▶ **Teks Pilihan**
▼

Sunday, August 1, 2010

Teror Tabung Gas

Oleh: Taufik Arbain
Selain soal kasus korupsi, anggota DPR yang bolos dan soal pemilu kada. Yang tak kalah menariknya pemberitaan di media cetak dan elektronik adalah soal tabung gas. Pasalnya berita tabung gas menjadi terror bagi masyarakat pengguna khususnya tabung gas 3 kg yang disubsidi pemerintah. Publik banua misalnya sudah was-was dengan rencana kebijakan pusat berkaitan dengan penggantian penggunaan minyak tanah beralih ke gas, dan lagi-lagi diperuntukkan bagi penduduk miskin.

Sepintas jika kebijakan tersebut dihubungkan dengan kasus dan berita ledakan tabung gas, sepertinya “mengantarkan bom ke rumah penduduk miskin”. Tidaklah heran jika ada tulisan “ jangan bawa bom ke rumah kami!”. Artinya betapa rencana konversi tabung gas ini benar-benar menjadi momok bagi publik miskin.

▲

▶ **Data Tampilan**
▼

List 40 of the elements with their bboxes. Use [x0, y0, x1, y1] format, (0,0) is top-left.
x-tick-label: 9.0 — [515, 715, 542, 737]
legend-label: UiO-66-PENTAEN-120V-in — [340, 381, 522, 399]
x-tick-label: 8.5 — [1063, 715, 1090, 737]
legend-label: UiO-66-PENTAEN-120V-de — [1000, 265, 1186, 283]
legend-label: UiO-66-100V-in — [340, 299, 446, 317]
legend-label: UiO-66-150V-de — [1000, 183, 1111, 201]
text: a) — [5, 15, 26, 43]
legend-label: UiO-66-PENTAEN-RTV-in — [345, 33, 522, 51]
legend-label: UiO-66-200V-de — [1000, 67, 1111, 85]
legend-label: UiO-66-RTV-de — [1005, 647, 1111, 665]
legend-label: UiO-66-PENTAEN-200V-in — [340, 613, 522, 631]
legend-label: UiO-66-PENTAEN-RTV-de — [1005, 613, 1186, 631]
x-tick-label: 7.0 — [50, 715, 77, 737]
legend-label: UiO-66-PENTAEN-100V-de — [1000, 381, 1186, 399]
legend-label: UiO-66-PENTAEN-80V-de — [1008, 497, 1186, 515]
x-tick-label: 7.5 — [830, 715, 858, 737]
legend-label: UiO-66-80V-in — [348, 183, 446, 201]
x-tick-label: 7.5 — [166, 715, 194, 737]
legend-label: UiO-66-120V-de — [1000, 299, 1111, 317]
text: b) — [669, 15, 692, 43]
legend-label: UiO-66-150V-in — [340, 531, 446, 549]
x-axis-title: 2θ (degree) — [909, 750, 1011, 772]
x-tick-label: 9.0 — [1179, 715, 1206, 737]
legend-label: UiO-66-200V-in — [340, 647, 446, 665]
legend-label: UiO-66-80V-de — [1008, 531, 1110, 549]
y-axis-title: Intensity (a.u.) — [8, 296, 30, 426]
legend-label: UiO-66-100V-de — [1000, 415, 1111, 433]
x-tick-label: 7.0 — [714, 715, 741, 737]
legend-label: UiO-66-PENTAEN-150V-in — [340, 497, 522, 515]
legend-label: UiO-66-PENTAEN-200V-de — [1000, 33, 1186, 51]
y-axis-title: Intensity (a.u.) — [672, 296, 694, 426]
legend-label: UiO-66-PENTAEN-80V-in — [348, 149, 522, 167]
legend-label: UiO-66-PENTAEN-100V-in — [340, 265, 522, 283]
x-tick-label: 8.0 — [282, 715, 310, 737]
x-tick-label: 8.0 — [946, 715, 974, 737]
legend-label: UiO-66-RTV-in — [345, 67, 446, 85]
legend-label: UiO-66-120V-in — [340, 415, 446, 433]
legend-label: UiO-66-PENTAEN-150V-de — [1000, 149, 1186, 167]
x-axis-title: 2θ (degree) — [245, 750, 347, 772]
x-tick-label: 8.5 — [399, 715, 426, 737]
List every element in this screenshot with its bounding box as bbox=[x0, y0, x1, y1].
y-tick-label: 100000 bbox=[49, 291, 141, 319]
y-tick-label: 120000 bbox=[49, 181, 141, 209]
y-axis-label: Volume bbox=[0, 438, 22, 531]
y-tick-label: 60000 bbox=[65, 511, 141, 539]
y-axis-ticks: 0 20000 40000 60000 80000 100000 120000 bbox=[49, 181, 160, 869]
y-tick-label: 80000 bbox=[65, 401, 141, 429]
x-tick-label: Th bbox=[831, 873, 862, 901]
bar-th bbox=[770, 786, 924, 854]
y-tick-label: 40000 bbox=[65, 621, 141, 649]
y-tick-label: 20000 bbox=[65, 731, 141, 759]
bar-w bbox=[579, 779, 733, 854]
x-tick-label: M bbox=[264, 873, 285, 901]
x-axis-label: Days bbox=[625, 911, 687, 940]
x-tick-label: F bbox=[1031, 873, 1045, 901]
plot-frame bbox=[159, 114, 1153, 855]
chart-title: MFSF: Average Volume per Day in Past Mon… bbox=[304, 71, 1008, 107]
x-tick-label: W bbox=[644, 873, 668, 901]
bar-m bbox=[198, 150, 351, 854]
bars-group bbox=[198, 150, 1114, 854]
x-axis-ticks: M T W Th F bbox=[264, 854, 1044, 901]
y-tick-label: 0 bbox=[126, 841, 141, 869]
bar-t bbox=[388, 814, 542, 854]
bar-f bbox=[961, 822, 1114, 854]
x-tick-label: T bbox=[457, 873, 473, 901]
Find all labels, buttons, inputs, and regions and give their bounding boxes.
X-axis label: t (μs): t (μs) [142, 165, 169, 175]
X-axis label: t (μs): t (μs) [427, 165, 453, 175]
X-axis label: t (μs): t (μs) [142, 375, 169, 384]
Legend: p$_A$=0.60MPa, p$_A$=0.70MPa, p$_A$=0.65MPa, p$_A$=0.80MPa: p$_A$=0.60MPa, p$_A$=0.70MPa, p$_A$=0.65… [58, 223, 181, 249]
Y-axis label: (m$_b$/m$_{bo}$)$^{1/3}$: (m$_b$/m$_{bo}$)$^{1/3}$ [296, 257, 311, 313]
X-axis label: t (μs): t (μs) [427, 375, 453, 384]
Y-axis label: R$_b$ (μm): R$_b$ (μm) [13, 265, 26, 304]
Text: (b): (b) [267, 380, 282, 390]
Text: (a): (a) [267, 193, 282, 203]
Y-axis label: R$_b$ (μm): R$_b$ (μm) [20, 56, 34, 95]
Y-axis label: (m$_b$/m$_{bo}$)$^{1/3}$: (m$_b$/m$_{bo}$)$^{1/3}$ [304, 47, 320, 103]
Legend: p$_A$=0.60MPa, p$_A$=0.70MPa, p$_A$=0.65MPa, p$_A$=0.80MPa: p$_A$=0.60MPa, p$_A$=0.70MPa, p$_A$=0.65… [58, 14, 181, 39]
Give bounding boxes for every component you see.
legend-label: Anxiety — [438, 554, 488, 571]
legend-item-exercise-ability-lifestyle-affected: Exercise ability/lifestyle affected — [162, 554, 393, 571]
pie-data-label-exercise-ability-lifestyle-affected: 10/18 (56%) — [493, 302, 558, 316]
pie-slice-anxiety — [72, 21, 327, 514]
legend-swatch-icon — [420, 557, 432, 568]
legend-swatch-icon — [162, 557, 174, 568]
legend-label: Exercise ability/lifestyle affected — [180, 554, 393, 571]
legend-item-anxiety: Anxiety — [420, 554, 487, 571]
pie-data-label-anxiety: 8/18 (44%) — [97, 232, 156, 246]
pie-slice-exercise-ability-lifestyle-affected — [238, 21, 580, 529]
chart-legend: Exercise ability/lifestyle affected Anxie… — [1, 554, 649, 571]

▲

▶ **Petunjuk Tugas**
1. Tirukan dengan persis bagian artikel tentang tabung gas yang dimulai dengan kata-kata "Oleh: Taufik Arbain" dan berakhir dengan "bagi publik miskin.".
2. Salin ulang tanpa perubahan bagian daftar dari baris pertamanya sampai baris yang memuat "x-tick-label: 8.5 — [1063, 715, 1090, 737]", termasuk baris tersebut.

▶ **Jawaban**
1.
Oleh: Taufik Arbain
Selain soal kasus korupsi, anggota DPR yang bolos dan soal pemilu kada. Yang tak kalah menariknya pemberitaan di media cetak dan elektronik adalah soal tabung gas. Pasalnya berita tabung gas menjadi terror bagi masyarakat pengguna khususnya tabung gas 3 kg yang disubsidi pemerintah. Publik banua misalnya sudah was-was dengan rencana kebijakan pusat berkaitan dengan penggantian penggunaan minyak tanah beralih ke gas, dan lagi-lagi diperuntukkan bagi penduduk miskin.

Sepintas jika kebijakan tersebut dihubungkan dengan kasus dan berita ledakan tabung gas, sepertinya “mengantarkan bom ke rumah penduduk miskin”. Tidaklah heran jika ada tulisan “ jangan bawa bom ke rumah kami!”. Artinya betapa rencana konversi tabung gas ini benar-benar menjadi momok bagi publik miskin.

2.
List 40 of the elements with their bboxes. Use [x0, y0, x1, y1] format, (0,0) is top-left.
x-tick-label: 9.0 — [515, 715, 542, 737]
legend-label: UiO-66-PENTAEN-120V-in — [340, 381, 522, 399]
x-tick-label: 8.5 — [1063, 715, 1090, 737]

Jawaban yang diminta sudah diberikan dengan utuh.